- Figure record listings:
────────────────
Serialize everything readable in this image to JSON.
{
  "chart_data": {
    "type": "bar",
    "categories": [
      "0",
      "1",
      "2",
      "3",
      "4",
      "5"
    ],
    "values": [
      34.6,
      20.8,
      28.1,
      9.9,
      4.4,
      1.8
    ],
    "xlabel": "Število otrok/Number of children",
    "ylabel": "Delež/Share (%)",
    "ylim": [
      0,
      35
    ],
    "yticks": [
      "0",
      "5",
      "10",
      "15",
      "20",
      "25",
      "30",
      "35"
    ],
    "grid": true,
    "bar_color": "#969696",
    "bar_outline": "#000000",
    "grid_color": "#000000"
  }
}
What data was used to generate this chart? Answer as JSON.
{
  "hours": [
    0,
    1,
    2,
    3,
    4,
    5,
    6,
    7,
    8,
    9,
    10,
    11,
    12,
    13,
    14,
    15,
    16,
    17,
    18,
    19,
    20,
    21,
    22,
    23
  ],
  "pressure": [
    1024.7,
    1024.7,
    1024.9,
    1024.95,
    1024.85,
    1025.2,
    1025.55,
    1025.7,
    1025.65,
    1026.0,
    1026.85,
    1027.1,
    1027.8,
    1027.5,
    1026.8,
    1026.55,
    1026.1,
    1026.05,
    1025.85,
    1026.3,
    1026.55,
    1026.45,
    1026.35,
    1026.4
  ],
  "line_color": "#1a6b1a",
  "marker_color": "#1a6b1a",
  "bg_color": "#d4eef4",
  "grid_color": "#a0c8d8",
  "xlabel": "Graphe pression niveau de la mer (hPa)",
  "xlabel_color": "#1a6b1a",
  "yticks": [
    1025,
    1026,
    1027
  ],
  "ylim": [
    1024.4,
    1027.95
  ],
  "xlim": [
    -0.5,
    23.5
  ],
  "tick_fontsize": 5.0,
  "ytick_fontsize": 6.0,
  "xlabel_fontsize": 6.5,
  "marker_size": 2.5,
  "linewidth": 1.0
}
────────────────
- WHAT YOU WILL DO: Reproduce each record exactly as it appears.

- SOLUTION TO THE PROBLEM:
Serialize everything readable in this image to JSON.
{
  "chart_data": {
    "type": "bar",
    "categories": [
      "0",
      "1",
      "2",
      "3",
      "4",
      "5"
    ],
    "values": [
      34.6,
      20.8,
      28.1,
      9.9,
      4.4,
      1.8
    ],
    "xlabel": "Število otrok/Number of children",
    "ylabel": "Delež/Share (%)",
    "ylim": [
      0,
      35
    ],
    "yticks": [
      "0",
      "5",
      "10",
      "15",
      "20",
      "25",
      "30",
      "35"
    ],
    "grid": true,
    "bar_color": "#969696",
    "bar_outline": "#000000",
    "grid_color": "#000000"
  }
}
What data was used to generate this chart? Answer as JSON.
{
  "hours": [
    0,
    1,
    2,
    3,
    4,
    5,
    6,
    7,
    8,
    9,
    10,
    11,
    12,
    13,
    14,
    15,
    16,
    17,
    18,
    19,
    20,
    21,
    22,
    23
  ],
  "pressure": [
    1024.7,
    1024.7,
    1024.9,
    1024.95,
    1024.85,
    1025.2,
    1025.55,
    1025.7,
    1025.65,
    1026.0,
    1026.85,
    1027.1,
    1027.8,
    1027.5,
    1026.8,
    1026.55,
    1026.1,
    1026.05,
    1025.85,
    1026.3,
    1026.55,
    1026.45,
    1026.35,
    1026.4
  ],
  "line_color": "#1a6b1a",
  "marker_color": "#1a6b1a",
  "bg_color": "#d4eef4",
  "grid_color": "#a0c8d8",
  "xlabel": "Graphe pression niveau de la mer (hPa)",
  "xlabel_color": "#1a6b1a",
  "yticks": [
    1025,
    1026,
    1027
  ],
  "ylim": [
    1024.4,
    1027.95
  ],
  "xlim": [
    -0.5,
    23.5
  ],
  "tick_fontsize": 5.0,
  "ytick_fontsize": 6.0,
  "xlabel_fontsize": 6.5,
  "marker_size": 2.5,
  "linewidth": 1.0
}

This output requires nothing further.